TASK STATEMENT: Collect all lines below with the string "credit".

RECORD LIST:
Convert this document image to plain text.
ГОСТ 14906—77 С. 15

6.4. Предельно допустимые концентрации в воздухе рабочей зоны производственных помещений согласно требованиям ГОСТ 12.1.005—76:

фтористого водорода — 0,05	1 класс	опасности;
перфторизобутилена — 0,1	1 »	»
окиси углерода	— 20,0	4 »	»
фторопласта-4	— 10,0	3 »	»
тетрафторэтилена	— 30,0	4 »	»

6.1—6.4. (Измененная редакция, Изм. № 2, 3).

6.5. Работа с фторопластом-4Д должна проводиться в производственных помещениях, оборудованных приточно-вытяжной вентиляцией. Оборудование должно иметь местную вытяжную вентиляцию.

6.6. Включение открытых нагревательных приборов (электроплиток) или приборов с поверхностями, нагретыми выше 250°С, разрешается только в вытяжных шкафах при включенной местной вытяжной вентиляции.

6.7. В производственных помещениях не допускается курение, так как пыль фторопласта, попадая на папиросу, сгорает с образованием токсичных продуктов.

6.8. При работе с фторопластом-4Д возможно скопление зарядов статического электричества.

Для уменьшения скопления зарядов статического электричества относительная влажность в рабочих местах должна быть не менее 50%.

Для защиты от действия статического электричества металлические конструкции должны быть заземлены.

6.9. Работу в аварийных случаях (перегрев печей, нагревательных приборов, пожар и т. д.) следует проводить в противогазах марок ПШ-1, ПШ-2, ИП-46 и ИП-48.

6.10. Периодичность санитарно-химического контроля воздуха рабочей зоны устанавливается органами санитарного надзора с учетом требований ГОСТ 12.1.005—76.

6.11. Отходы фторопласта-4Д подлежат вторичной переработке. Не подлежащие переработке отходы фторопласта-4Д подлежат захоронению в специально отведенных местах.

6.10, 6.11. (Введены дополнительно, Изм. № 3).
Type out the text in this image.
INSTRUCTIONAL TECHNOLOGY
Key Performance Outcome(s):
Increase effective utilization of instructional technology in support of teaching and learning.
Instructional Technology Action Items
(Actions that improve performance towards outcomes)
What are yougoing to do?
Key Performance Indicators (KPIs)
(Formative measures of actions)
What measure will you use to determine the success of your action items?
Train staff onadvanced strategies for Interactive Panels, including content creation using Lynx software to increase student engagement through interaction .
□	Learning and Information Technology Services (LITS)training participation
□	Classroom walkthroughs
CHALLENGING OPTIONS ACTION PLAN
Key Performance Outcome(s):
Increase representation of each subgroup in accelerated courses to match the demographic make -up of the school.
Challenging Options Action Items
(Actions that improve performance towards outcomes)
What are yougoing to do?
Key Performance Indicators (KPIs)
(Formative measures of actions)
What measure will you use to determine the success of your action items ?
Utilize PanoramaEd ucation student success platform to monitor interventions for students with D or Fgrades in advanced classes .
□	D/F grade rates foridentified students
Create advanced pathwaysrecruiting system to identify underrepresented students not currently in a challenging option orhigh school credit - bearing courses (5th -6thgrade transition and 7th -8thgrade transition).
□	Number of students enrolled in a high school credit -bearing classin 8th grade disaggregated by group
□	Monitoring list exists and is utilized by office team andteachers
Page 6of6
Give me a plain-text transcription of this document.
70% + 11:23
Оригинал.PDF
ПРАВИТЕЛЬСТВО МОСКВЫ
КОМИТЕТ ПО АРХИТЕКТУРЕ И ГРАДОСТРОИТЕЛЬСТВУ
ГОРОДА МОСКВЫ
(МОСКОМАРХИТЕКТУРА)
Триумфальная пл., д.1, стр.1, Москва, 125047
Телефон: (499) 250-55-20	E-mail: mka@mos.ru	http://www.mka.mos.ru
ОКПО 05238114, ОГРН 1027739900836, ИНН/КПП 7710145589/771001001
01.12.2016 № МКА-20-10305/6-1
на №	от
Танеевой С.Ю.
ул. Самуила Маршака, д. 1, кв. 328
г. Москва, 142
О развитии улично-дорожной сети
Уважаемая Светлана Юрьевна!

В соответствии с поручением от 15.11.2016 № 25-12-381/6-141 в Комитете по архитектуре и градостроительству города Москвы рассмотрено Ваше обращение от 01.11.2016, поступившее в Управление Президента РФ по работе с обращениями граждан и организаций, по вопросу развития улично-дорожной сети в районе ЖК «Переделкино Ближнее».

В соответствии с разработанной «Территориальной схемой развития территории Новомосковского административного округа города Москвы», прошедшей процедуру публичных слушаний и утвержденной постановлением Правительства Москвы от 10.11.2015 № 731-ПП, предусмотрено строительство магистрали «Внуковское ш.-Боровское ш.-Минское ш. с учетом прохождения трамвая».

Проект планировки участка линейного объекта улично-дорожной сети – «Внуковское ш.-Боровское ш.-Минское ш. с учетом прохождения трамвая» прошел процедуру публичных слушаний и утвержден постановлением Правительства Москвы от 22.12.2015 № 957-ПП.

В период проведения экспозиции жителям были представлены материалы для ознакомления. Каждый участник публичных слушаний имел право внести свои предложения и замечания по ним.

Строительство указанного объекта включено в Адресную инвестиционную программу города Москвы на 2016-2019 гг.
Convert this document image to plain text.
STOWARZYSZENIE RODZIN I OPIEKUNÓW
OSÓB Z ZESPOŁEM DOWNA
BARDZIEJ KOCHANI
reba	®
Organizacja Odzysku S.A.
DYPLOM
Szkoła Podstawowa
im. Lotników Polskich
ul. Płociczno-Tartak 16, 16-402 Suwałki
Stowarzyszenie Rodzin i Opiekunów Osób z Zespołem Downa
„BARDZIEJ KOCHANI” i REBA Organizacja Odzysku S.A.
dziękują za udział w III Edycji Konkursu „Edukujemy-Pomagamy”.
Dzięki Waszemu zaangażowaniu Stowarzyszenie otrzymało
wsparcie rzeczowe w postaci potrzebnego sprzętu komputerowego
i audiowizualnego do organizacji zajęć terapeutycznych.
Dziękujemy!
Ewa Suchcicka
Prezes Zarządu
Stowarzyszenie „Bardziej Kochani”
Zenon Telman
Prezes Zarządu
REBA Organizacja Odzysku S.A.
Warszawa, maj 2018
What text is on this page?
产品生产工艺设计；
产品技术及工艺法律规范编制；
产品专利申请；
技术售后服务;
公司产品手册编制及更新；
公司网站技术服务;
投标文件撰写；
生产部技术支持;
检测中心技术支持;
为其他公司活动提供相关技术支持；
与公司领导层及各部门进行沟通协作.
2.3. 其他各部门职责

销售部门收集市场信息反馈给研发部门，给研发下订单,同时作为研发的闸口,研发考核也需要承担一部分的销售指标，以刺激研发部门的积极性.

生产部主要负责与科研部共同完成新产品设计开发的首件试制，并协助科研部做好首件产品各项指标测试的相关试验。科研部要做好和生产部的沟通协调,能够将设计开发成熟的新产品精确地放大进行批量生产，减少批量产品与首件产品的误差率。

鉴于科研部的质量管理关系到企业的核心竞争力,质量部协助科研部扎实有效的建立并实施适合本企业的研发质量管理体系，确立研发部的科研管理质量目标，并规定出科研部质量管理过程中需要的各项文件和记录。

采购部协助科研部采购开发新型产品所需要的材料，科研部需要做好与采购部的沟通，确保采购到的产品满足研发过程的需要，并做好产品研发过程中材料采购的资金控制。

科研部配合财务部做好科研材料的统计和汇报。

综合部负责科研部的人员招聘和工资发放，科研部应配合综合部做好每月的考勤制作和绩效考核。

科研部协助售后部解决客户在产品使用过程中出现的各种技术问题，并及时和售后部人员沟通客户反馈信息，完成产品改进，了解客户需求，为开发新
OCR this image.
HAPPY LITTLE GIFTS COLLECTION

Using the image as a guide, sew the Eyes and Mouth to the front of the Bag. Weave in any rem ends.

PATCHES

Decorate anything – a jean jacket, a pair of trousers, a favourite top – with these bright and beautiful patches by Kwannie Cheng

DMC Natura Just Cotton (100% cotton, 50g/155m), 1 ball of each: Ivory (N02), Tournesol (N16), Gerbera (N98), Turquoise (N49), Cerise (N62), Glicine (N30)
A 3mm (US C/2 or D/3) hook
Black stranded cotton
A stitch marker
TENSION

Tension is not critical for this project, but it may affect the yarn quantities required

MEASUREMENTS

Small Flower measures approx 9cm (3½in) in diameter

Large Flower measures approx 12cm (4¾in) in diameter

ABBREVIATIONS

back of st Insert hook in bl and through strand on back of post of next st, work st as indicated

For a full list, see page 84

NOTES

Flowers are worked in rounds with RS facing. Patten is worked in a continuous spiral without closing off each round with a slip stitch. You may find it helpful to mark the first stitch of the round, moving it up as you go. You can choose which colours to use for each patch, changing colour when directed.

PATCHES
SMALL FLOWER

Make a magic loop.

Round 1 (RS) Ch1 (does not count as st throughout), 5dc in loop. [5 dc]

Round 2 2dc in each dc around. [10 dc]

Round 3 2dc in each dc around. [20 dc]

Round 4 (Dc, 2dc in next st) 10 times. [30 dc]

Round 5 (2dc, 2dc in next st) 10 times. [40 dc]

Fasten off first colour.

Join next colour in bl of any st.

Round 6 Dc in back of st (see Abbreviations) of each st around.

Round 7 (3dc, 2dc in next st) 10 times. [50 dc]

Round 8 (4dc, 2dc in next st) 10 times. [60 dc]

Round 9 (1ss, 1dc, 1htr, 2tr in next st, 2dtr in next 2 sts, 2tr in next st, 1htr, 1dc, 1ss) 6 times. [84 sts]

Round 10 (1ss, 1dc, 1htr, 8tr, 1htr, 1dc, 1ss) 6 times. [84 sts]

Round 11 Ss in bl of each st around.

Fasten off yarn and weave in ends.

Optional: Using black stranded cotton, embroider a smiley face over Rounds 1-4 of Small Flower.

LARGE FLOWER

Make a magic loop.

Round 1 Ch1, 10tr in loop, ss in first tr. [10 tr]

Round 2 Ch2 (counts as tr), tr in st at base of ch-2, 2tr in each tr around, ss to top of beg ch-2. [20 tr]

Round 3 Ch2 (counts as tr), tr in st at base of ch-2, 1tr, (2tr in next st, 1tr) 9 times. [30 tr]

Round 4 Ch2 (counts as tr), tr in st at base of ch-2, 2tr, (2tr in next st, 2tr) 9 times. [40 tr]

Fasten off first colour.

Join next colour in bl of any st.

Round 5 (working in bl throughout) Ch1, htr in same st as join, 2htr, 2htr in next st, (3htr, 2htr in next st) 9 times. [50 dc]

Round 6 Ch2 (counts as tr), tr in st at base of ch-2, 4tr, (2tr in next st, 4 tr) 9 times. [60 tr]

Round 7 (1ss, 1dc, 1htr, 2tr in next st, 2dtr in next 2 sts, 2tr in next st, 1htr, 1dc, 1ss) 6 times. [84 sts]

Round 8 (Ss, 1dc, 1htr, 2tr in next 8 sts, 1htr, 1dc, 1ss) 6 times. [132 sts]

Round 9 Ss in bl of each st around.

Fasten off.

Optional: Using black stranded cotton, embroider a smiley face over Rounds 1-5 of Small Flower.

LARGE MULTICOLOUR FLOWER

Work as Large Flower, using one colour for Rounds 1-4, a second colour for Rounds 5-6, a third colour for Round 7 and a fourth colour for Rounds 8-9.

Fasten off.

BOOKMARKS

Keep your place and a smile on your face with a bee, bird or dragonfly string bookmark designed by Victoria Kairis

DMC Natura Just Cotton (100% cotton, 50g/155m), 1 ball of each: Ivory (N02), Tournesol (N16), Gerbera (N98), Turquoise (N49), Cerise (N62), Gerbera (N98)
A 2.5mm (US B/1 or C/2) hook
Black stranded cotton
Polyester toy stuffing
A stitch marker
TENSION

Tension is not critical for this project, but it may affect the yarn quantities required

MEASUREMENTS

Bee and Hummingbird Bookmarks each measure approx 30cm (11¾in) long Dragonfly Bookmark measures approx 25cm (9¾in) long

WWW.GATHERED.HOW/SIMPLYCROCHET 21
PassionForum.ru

RESULT FOR THIS TASK:
Create advanced pathwaysrecruiting system to identify underrepresented students not currently in a challenging option orhigh school credit - bearing courses (5th -6thgrade transition and 7th -8thgrade transition).
□	Number of students enrolled in a high school credit -bearing classin 8th grade disaggregated by group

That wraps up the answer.